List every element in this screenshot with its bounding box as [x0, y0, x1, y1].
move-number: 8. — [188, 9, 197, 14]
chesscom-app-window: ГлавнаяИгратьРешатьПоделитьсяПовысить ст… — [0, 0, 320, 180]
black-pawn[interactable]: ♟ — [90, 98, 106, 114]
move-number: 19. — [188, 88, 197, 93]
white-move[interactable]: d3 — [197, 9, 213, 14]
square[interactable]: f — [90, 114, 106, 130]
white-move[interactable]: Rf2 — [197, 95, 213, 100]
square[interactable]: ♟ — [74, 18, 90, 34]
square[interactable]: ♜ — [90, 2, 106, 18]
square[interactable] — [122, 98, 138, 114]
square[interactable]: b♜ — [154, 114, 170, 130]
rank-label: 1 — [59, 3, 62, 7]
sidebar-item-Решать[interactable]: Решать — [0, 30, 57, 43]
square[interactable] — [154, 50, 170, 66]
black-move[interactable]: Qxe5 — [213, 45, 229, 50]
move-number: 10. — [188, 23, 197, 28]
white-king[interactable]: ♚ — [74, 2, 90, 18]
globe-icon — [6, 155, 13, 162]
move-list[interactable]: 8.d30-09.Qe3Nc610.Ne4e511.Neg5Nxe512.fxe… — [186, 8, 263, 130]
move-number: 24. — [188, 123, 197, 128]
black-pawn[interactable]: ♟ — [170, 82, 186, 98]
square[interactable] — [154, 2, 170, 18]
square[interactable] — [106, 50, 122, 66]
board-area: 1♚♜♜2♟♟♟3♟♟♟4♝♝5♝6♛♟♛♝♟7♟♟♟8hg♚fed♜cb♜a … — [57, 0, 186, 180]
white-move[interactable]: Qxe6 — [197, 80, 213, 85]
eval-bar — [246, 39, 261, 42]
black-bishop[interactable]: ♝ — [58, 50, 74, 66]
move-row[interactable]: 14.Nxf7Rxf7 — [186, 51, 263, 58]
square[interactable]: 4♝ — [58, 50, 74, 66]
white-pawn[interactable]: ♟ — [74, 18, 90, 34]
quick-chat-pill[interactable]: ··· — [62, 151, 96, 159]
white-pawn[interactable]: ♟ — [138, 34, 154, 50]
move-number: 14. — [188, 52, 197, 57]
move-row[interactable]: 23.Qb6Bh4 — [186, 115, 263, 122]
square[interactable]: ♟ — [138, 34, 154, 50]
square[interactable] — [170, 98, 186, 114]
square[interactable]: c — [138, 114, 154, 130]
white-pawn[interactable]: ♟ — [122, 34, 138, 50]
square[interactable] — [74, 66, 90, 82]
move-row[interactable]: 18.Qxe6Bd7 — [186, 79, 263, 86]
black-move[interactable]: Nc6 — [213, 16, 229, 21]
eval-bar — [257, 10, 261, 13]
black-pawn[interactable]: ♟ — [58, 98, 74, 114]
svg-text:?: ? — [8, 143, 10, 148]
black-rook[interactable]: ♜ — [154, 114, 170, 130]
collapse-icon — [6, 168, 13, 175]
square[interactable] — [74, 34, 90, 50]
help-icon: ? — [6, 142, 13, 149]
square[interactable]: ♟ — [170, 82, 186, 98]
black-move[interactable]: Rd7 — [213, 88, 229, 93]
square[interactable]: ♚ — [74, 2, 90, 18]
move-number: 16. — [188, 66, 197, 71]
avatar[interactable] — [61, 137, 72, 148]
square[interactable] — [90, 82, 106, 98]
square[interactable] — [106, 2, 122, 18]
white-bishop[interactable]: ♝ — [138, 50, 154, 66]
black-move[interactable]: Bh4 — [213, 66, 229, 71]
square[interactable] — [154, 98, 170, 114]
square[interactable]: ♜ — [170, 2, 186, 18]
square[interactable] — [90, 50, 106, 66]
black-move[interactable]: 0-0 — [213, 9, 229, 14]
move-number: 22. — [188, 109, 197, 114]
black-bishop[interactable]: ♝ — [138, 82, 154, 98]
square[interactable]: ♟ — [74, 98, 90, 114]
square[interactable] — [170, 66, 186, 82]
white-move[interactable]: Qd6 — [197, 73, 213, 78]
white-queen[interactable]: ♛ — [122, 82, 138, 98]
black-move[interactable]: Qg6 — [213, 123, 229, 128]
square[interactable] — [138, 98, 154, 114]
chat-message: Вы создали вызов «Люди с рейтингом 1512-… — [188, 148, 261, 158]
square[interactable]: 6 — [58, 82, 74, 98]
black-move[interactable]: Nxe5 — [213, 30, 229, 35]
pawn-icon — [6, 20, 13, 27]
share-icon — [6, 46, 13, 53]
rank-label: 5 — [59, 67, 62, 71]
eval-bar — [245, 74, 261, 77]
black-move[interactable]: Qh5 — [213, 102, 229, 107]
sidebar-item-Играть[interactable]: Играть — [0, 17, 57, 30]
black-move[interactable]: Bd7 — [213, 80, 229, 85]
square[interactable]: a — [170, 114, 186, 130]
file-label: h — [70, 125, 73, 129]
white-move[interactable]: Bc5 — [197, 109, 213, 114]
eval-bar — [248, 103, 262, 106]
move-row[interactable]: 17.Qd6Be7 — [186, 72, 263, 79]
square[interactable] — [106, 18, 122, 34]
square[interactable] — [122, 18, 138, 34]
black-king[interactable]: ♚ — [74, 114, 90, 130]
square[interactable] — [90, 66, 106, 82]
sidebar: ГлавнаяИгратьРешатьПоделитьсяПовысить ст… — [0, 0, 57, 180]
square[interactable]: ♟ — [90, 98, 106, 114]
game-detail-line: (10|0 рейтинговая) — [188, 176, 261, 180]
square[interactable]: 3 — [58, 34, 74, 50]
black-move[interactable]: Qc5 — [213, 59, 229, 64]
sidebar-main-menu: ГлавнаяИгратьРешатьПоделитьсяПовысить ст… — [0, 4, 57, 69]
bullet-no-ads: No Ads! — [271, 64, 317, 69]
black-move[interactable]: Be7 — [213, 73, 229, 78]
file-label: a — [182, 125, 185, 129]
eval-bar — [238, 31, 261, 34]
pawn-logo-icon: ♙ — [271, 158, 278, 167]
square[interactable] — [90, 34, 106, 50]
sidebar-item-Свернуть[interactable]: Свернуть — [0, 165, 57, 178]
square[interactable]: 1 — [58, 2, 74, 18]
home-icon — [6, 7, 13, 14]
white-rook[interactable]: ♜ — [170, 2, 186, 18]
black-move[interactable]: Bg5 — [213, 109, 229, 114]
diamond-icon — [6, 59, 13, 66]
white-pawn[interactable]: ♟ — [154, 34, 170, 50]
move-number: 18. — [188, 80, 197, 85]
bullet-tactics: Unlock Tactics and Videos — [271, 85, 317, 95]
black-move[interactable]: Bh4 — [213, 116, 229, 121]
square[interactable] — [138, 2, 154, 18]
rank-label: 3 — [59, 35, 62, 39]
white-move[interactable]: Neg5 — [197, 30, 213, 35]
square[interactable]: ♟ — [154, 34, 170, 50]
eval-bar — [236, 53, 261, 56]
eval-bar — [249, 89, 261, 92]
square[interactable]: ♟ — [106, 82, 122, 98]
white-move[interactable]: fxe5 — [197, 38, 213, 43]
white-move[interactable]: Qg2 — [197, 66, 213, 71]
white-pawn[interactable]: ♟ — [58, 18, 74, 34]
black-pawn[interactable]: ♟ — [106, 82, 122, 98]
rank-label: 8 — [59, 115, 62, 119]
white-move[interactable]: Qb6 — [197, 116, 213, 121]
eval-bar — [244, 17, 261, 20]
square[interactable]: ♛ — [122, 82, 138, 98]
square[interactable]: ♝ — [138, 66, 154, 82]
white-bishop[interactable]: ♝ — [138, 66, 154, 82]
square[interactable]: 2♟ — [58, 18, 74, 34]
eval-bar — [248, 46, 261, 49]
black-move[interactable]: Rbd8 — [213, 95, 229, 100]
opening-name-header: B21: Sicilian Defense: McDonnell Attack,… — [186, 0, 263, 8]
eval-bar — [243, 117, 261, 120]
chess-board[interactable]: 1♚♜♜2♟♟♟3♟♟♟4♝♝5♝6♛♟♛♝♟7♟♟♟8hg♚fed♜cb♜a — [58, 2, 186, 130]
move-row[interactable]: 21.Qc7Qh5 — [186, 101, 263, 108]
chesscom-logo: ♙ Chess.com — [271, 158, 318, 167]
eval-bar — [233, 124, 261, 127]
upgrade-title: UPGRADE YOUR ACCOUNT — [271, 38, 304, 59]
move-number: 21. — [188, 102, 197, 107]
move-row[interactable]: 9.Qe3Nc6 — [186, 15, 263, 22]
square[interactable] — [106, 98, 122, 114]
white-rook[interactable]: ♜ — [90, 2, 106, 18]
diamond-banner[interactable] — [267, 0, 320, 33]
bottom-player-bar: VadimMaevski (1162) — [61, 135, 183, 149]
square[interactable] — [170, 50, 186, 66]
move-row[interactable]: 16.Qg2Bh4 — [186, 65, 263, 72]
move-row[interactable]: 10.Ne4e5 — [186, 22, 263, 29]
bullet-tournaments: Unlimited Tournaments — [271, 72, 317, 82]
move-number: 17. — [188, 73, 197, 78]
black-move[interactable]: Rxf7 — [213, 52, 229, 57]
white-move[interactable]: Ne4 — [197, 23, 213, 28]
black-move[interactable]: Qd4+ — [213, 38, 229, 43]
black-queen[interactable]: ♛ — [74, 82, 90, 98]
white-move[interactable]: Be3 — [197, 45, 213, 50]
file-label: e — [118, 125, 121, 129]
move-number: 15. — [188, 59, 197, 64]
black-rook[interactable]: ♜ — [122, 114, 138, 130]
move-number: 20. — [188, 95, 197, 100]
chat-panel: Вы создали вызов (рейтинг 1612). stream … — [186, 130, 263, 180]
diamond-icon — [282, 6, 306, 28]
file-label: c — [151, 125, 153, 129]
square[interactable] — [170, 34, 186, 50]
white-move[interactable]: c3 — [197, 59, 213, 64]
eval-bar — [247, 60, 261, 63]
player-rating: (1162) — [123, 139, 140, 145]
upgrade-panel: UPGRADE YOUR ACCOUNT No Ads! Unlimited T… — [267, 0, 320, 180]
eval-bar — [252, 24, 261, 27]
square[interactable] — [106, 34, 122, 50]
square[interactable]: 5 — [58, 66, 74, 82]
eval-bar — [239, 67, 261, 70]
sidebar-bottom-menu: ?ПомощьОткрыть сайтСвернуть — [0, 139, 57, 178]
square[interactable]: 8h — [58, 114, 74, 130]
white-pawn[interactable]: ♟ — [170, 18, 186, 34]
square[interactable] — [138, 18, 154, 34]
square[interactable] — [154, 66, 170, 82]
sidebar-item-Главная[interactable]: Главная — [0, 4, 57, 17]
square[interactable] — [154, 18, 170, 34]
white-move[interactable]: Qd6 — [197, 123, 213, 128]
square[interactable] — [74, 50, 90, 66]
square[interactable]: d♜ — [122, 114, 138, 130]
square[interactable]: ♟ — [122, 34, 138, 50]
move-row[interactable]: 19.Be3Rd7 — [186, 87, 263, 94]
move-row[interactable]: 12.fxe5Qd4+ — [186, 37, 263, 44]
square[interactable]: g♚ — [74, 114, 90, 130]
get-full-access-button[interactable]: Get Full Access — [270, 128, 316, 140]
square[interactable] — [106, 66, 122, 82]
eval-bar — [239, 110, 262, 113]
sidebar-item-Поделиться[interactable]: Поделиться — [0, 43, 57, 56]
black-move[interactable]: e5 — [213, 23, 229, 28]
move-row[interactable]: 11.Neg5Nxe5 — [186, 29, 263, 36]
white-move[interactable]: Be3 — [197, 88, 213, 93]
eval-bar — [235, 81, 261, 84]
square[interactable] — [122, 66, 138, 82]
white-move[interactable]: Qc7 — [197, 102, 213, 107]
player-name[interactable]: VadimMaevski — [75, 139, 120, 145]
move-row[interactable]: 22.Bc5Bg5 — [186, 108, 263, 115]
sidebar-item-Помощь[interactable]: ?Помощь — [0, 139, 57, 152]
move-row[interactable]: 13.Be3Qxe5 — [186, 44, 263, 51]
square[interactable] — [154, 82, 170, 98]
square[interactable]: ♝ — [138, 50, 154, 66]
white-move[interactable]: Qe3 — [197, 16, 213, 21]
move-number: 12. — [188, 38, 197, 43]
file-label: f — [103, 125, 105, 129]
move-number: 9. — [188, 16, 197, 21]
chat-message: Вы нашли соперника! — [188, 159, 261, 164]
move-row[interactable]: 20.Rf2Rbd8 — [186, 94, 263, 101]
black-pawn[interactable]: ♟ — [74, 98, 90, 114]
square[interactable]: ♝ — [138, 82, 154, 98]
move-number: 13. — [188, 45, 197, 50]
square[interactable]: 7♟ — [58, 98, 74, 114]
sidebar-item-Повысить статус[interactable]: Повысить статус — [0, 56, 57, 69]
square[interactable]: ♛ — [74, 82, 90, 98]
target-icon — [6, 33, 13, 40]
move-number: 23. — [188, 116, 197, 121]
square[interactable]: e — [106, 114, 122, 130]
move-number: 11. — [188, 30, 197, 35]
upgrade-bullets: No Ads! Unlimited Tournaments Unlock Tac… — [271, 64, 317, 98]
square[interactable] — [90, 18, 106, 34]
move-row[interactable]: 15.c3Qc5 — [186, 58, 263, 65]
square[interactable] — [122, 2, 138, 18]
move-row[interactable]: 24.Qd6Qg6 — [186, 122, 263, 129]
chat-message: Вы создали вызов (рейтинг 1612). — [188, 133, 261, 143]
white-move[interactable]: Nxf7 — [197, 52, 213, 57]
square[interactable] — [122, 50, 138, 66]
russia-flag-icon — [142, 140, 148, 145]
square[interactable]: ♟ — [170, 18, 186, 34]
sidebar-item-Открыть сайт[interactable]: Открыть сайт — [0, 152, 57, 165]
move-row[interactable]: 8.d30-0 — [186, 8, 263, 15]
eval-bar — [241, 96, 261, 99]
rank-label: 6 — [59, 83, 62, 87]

------------------------------------------------------------

• Task: Recast the rows, from the first one through the line with "move-number: 14. — [188, 52, 197, 57]", as a Markdown table with two columns, No. and Text. Number each line and leave out any blank lines.

• Problem solution:
| No. | Text |
|---|---|
| 1 | List every element in this screenshot with its bounding box as [x0, y0, x1, y1]. |
| 2 | move-number: 8. — [188, 9, 197, 14] |
| 3 | chesscom-app-window: ГлавнаяИгратьРешатьПоделитьсяПовысить ст… — [0, 0, 320, 180] |
| 4 | black-pawn[interactable]: ♟ — [90, 98, 106, 114] |
| 5 | move-number: 19. — [188, 88, 197, 93] |
| 6 | white-move[interactable]: d3 — [197, 9, 213, 14] |
| 7 | square[interactable]: f — [90, 114, 106, 130] |
| 8 | white-move[interactable]: Rf2 — [197, 95, 213, 100] |
| 9 | square[interactable]: ♟ — [74, 18, 90, 34] |
| 10 | square[interactable]: ♜ — [90, 2, 106, 18] |
| 11 | square[interactable] — [122, 98, 138, 114] |
| 12 | square[interactable]: b♜ — [154, 114, 170, 130] |
| 13 | rank-label: 1 — [59, 3, 62, 7] |
| 14 | sidebar-item-Решать[interactable]: Решать — [0, 30, 57, 43] |
| 15 | square[interactable] — [154, 50, 170, 66] |
| 16 | black-move[interactable]: Qxe5 — [213, 45, 229, 50] |
| 17 | move-number: 10. — [188, 23, 197, 28] |
| 18 | white-king[interactable]: ♚ — [74, 2, 90, 18] |
| 19 | globe-icon — [6, 155, 13, 162] |
| 20 | move-list[interactable]: 8.d30-09.Qe3Nc610.Ne4e511.Neg5Nxe512.fxe… — [186, 8, 263, 130] |
| 21 | move-number: 24. — [188, 123, 197, 128] |
| 22 | black-pawn[interactable]: ♟ — [170, 82, 186, 98] |
| 23 | square[interactable] — [154, 2, 170, 18] |
| 24 | square[interactable] — [106, 50, 122, 66] |
| 25 | board-area: 1♚♜♜2♟♟♟3♟♟♟4♝♝5♝6♛♟♛♝♟7♟♟♟8hg♚fed♜cb♜a … — [57, 0, 186, 180] |
| 26 | white-move[interactable]: Qxe6 — [197, 80, 213, 85] |
| 27 | eval-bar — [246, 39, 261, 42] |
| 28 | black-bishop[interactable]: ♝ — [58, 50, 74, 66] |
| 29 | move-row[interactable]: 14.Nxf7Rxf7 — [186, 51, 263, 58] |
| 30 | square[interactable]: 4♝ — [58, 50, 74, 66] |
| 31 | white-pawn[interactable]: ♟ — [74, 18, 90, 34] |
| 32 | quick-chat-pill[interactable]: ··· — [62, 151, 96, 159] |
| 33 | white-pawn[interactable]: ♟ — [138, 34, 154, 50] |
| 34 | move-number: 14. — [188, 52, 197, 57] |